▶ **Excerpt**:
******

A Few Red Drops Read online




  Contents

  * * *

  Title Page

  Contents

  Copyright

  Dedication

  Epigraph

  Chicago Neighborhoods ca. 1919

  Prologue

  CATALYST

  The Beach

  A Time to Reap

  FIRST WHISPERS

  Freedom Fight

  Self-Reliance

  White Negroes

  Waste Matters

  Parallel Universes

  A Stone’s Throw

  UP FROM THE SOUTH

  A Higher Call

  The Northern Fever

  A Real Place for Negroes

  A Job, Any Job

  Full to Bursting

  Respectability and Respect

  REAPING THE WHIRLWIND

  Tensions Rising

  Last Straws

  Race Riot

  Ratcheting Up

  Point-Counterpoint

  Moment of Truth

  Epilogue

  Notes

  Bibliography

  Picture Credits

  Acknowledgments

  Index

  About the Author

  Connect with HMH on Social Media

  Title page: Chicago Skyline, night view, ca. 1920s.

  Clarion Books

  3 Park Avenue

  New York, New York 10016

  Copyright © 2018 by Claire Hartfield

  All rights reserved. For information about permission to reproduce selections from this book, write to [email protected] or to Permissions, Houghton Mifflin Harcourt Publishing Company, 3 Park Avenue, 19th Floor, New York, New York 10016.

  Clarion Books is an imprint of Houghton Mifflin Harcourt Publishing Company.

  Cover photograph: Chicago Skyline, by Kaufmann & Fabry Co., retrieved from the Library of Congress

  Cover design by Lisa Vega

  www.hmhco.com

  Library of Congress Cataloging-in-Publication Data is available.

  ISBN 978-0-544-78513-7

  eISBN 978-1-328-69904-6

  v1.1217

  To Emily, Caroline, Corinne—and the generations of young people who will shape the future.

  Sometimes I growl, shake myself and spatter a few red drops for history to remember. Then—I forget.

  —Carl Sandburg

  “I Am the People, the Mob”

  Prologue

  ON A LAZY SUMMER SUNDAY in 1919, fourteen-year-old John Harris and his friends set out for a fun-filled, beat-the-heat afternoon at the beach. On that fateful July day, the boys’ water play went dreadfully wrong, sparking a blood-soaked race riot that would shake the city of Chicago and send shock waves across the nation.

******

▶ **Things to do**:
A) Quote the part of the excerpt on the 1919 Chicago race riot starting at "Sometimes I growl, shake" and ending at "across the nation.".
B) In the prologue of the excerpt on the 1919 Chicago race riot, how old was John Harris?

▶ **Data extract**:

******

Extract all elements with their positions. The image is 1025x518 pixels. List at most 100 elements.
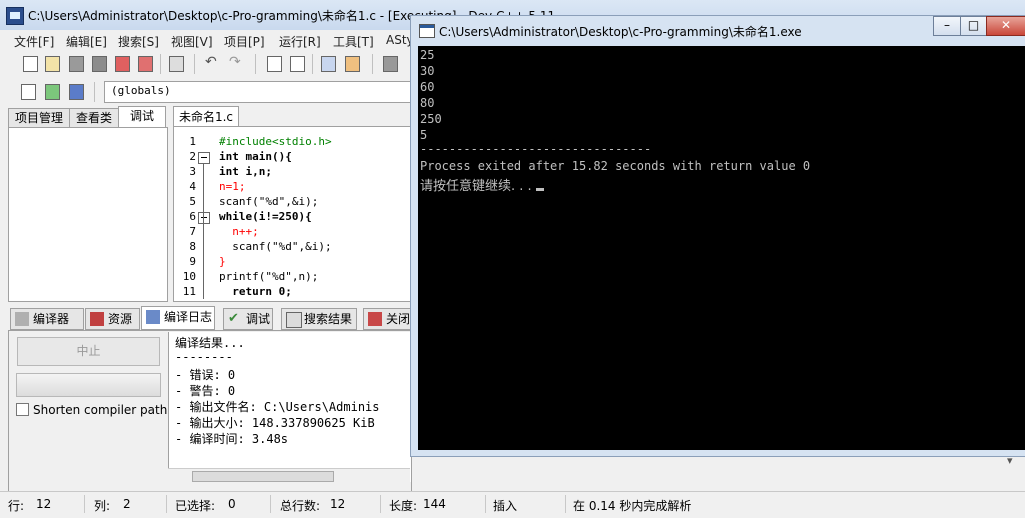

******

▶ **Responses for each task**:
A)
Sometimes I growl, shake myself and spatter a few red drops for history to remember. Then—I forget.

  —Carl Sandburg

  “I Am the People, the Mob”

  Prologue

  ON A LAZY SUMMER SUNDAY in 1919, fourteen-year-old John Harris and his friends set out for a fun-filled, beat-the-heat afternoon at the beach. On that fateful July day, the boys’ water play went dreadfully wrong, sparking a blood-soaked race riot that would shake the city of Chicago and send shock waves across the nation.

B) Fourteen years old.